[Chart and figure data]
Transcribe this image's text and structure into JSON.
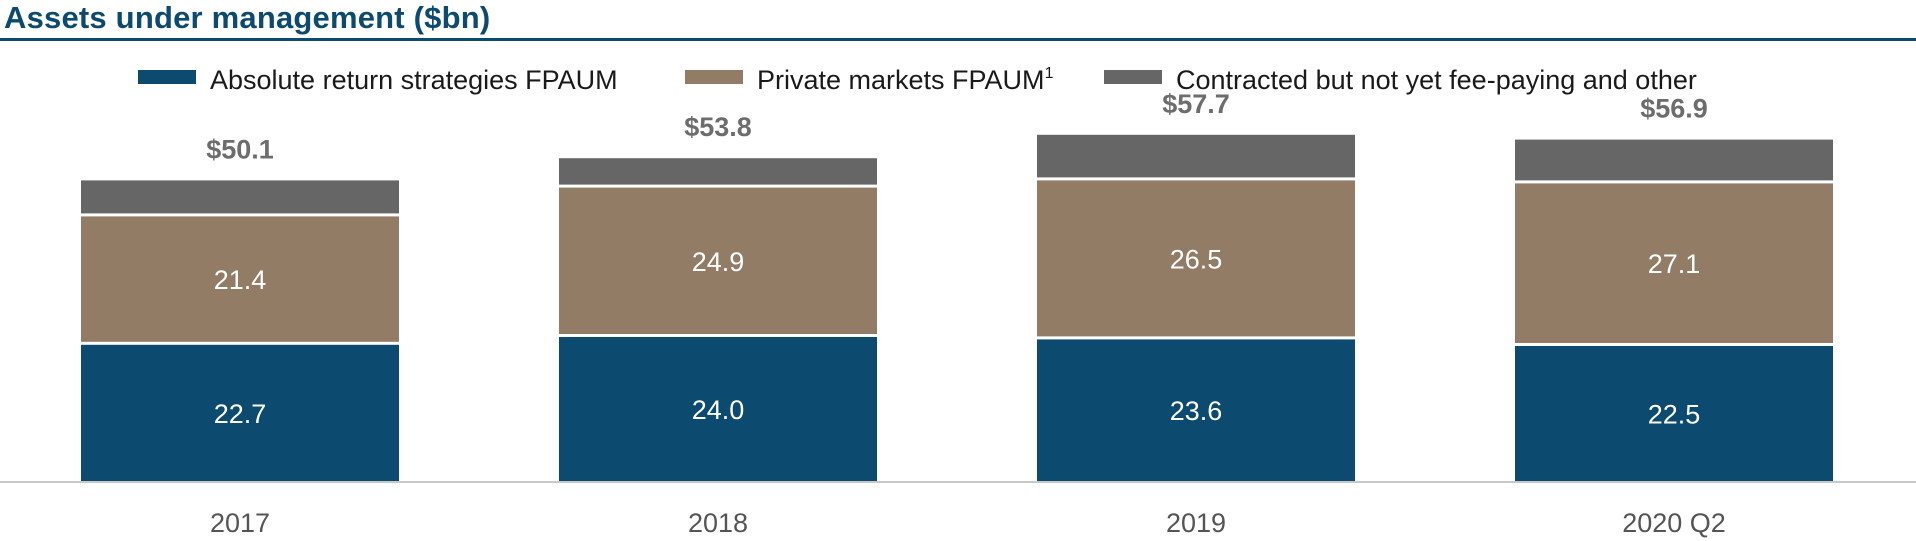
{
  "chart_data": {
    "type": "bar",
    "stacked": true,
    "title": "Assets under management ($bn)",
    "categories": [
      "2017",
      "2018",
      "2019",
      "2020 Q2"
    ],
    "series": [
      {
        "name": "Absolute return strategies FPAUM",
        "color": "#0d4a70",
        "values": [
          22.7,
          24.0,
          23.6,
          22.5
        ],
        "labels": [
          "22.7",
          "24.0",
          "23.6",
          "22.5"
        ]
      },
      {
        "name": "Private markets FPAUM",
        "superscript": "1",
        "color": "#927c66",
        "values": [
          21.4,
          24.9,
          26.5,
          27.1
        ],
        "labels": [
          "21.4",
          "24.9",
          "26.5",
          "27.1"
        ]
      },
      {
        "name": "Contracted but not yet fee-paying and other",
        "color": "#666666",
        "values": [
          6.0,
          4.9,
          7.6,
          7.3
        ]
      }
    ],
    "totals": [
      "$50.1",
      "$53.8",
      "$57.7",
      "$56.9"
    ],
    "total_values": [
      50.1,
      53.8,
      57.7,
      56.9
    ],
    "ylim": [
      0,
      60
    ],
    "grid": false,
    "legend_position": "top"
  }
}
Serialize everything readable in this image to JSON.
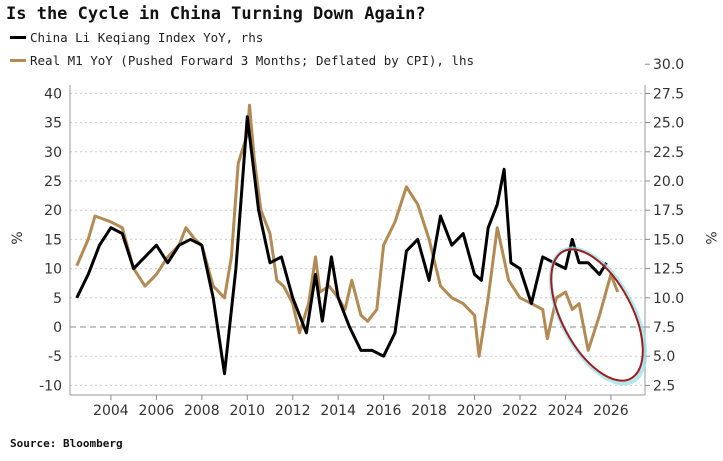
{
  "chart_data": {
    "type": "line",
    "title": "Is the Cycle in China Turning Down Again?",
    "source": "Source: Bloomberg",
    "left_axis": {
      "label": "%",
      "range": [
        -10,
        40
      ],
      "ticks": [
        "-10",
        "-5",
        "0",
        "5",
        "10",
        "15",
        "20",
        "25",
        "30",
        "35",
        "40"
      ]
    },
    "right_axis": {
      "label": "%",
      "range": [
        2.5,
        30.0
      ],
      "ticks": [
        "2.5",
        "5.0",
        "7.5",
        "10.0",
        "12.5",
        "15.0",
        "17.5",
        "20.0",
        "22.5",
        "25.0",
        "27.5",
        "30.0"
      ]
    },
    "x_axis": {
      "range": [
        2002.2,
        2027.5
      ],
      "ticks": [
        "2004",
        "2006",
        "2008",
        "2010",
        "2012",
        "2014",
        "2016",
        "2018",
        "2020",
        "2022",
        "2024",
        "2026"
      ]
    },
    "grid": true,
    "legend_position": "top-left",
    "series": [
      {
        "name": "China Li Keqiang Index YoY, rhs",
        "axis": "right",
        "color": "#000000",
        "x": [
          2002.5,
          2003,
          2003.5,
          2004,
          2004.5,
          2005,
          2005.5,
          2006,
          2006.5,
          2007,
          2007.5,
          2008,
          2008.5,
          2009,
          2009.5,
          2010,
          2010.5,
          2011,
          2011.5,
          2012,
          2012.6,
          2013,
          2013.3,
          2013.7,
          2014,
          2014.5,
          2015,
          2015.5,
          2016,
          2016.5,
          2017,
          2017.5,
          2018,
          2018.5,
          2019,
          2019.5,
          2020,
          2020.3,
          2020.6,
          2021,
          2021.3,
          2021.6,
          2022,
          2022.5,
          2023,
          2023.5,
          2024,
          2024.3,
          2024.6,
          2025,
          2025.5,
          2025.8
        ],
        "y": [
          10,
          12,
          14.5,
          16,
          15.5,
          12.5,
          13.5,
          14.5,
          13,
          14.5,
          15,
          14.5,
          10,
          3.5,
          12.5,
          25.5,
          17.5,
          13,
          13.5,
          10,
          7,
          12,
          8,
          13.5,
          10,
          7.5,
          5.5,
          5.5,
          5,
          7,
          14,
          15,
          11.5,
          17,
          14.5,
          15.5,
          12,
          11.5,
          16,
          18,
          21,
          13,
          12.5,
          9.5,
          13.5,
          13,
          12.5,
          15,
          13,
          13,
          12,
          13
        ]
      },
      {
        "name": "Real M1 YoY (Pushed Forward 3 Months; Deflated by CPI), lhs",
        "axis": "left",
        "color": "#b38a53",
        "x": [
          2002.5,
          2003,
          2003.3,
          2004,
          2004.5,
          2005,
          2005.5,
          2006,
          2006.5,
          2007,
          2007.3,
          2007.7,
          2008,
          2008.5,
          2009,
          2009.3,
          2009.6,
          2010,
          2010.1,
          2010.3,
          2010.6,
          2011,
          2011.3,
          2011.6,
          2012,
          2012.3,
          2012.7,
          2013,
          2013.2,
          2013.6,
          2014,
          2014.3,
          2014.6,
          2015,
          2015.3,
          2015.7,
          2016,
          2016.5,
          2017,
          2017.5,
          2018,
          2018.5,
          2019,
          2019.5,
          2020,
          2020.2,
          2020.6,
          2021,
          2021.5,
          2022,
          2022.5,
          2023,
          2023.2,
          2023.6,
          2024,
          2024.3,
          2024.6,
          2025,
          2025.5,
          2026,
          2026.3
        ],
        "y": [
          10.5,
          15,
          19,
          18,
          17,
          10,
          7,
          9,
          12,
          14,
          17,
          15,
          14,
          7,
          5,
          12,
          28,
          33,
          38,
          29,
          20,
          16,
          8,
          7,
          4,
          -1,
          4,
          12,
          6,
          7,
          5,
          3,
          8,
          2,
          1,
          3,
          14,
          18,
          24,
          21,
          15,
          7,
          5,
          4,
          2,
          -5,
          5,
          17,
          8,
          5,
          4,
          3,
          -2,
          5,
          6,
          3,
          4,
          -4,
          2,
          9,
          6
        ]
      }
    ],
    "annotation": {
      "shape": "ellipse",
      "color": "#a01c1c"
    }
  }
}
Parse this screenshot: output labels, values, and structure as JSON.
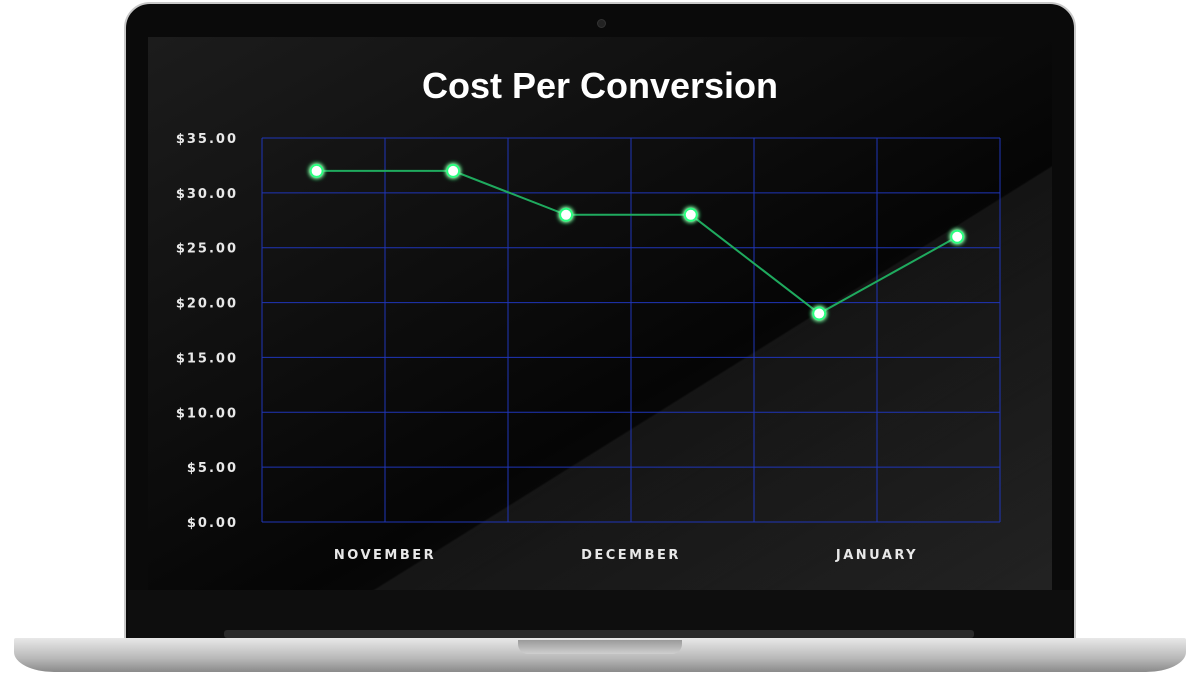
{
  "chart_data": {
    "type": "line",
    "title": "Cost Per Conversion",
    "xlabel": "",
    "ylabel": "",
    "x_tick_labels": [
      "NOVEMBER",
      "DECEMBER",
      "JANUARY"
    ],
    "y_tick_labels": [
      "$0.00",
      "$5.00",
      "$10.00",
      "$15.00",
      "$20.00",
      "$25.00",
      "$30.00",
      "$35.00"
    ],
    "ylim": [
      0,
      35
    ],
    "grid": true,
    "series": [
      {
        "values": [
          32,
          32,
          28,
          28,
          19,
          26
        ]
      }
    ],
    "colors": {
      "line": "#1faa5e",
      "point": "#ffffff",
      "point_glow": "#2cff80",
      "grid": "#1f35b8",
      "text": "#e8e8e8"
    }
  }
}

:: Set exercise ::
Make an exact copy of the records shown above, without the pictures.

:: Answer to the task ::
Transcribe this image's text and structure into JSON.
{
  "chart_data": {
    "type": "bar",
    "stacked": true,
    "title": "Assets under management ($bn)",
    "categories": [
      "2017",
      "2018",
      "2019",
      "2020 Q2"
    ],
    "series": [
      {
        "name": "Absolute return strategies FPAUM",
        "color": "#0d4a70",
        "values": [
          22.7,
          24.0,
          23.6,
          22.5
        ],
        "labels": [
          "22.7",
          "24.0",
          "23.6",
          "22.5"
        ]
      },
      {
        "name": "Private markets FPAUM",
        "superscript": "1",
        "color": "#927c66",
        "values": [
          21.4,
          24.9,
          26.5,
          27.1
        ],
        "labels": [
          "21.4",
          "24.9",
          "26.5",
          "27.1"
        ]
      },
      {
        "name": "Contracted but not yet fee-paying and other",
        "color": "#666666",
        "values": [
          6.0,
          4.9,
          7.6,
          7.3
        ]
      }
    ],
    "totals": [
      "$50.1",
      "$53.8",
      "$57.7",
      "$56.9"
    ],
    "total_values": [
      50.1,
      53.8,
      57.7,
      56.9
    ],
    "ylim": [
      0,
      60
    ],
    "grid": false,
    "legend_position": "top"
  }
}
Serialize everything readable in this image to JSON.
{
  "chart_data": {
    "type": "line",
    "title": "Is the Cycle in China Turning Down Again?",
    "source": "Source: Bloomberg",
    "left_axis": {
      "label": "%",
      "range": [
        -10,
        40
      ],
      "ticks": [
        "-10",
        "-5",
        "0",
        "5",
        "10",
        "15",
        "20",
        "25",
        "30",
        "35",
        "40"
      ]
    },
    "right_axis": {
      "label": "%",
      "range": [
        2.5,
        30.0
      ],
      "ticks": [
        "2.5",
        "5.0",
        "7.5",
        "10.0",
        "12.5",
        "15.0",
        "17.5",
        "20.0",
        "22.5",
        "25.0",
        "27.5",
        "30.0"
      ]
    },
    "x_axis": {
      "range": [
        2002.2,
        2027.5
      ],
      "ticks": [
        "2004",
        "2006",
        "2008",
        "2010",
        "2012",
        "2014",
        "2016",
        "2018",
        "2020",
        "2022",
        "2024",
        "2026"
      ]
    },
    "grid": true,
    "legend_position": "top-left",
    "series": [
      {
        "name": "China Li Keqiang Index YoY, rhs",
        "axis": "right",
        "color": "#000000",
        "x": [
          2002.5,
          2003,
          2003.5,
          2004,
          2004.5,
          2005,
          2005.5,
          2006,
          2006.5,
          2007,
          2007.5,
          2008,
          2008.5,
          2009,
          2009.5,
          2010,
          2010.5,
          2011,
          2011.5,
          2012,
          2012.6,
          2013,
          2013.3,
          2013.7,
          2014,
          2014.5,
          2015,
          2015.5,
          2016,
          2016.5,
          2017,
          2017.5,
          2018,
          2018.5,
          2019,
          2019.5,
          2020,
          2020.3,
          2020.6,
          2021,
          2021.3,
          2021.6,
          2022,
          2022.5,
          2023,
          2023.5,
          2024,
          2024.3,
          2024.6,
          2025,
          2025.5,
          2025.8
        ],
        "y": [
          10,
          12,
          14.5,
          16,
          15.5,
          12.5,
          13.5,
          14.5,
          13,
          14.5,
          15,
          14.5,
          10,
          3.5,
          12.5,
          25.5,
          17.5,
          13,
          13.5,
          10,
          7,
          12,
          8,
          13.5,
          10,
          7.5,
          5.5,
          5.5,
          5,
          7,
          14,
          15,
          11.5,
          17,
          14.5,
          15.5,
          12,
          11.5,
          16,
          18,
          21,
          13,
          12.5,
          9.5,
          13.5,
          13,
          12.5,
          15,
          13,
          13,
          12,
          13
        ]
      },
      {
        "name": "Real M1 YoY (Pushed Forward 3 Months; Deflated by CPI), lhs",
        "axis": "left",
        "color": "#b38a53",
        "x": [
          2002.5,
          2003,
          2003.3,
          2004,
          2004.5,
          2005,
          2005.5,
          2006,
          2006.5,
          2007,
          2007.3,
          2007.7,
          2008,
          2008.5,
          2009,
          2009.3,
          2009.6,
          2010,
          2010.1,
          2010.3,
          2010.6,
          2011,
          2011.3,
          2011.6,
          2012,
          2012.3,
          2012.7,
          2013,
          2013.2,
          2013.6,
          2014,
          2014.3,
          2014.6,
          2015,
          2015.3,
          2015.7,
          2016,
          2016.5,
          2017,
          2017.5,
          2018,
          2018.5,
          2019,
          2019.5,
          2020,
          2020.2,
          2020.6,
          2021,
          2021.5,
          2022,
          2022.5,
          2023,
          2023.2,
          2023.6,
          2024,
          2024.3,
          2024.6,
          2025,
          2025.5,
          2026,
          2026.3
        ],
        "y": [
          10.5,
          15,
          19,
          18,
          17,
          10,
          7,
          9,
          12,
          14,
          17,
          15,
          14,
          7,
          5,
          12,
          28,
          33,
          38,
          29,
          20,
          16,
          8,
          7,
          4,
          -1,
          4,
          12,
          6,
          7,
          5,
          3,
          8,
          2,
          1,
          3,
          14,
          18,
          24,
          21,
          15,
          7,
          5,
          4,
          2,
          -5,
          5,
          17,
          8,
          5,
          4,
          3,
          -2,
          5,
          6,
          3,
          4,
          -4,
          2,
          9,
          6
        ]
      }
    ],
    "annotation": {
      "shape": "ellipse",
      "color": "#a01c1c"
    }
  }
}
Parse this screenshot: output labels, values, and structure as JSON.
{
  "chart_data": {
    "type": "line",
    "title": "Cost Per Conversion",
    "xlabel": "",
    "ylabel": "",
    "x_tick_labels": [
      "NOVEMBER",
      "DECEMBER",
      "JANUARY"
    ],
    "y_tick_labels": [
      "$0.00",
      "$5.00",
      "$10.00",
      "$15.00",
      "$20.00",
      "$25.00",
      "$30.00",
      "$35.00"
    ],
    "ylim": [
      0,
      35
    ],
    "grid": true,
    "series": [
      {
        "values": [
          32,
          32,
          28,
          28,
          19,
          26
        ]
      }
    ],
    "colors": {
      "line": "#1faa5e",
      "point": "#ffffff",
      "point_glow": "#2cff80",
      "grid": "#1f35b8",
      "text": "#e8e8e8"
    }
  }
}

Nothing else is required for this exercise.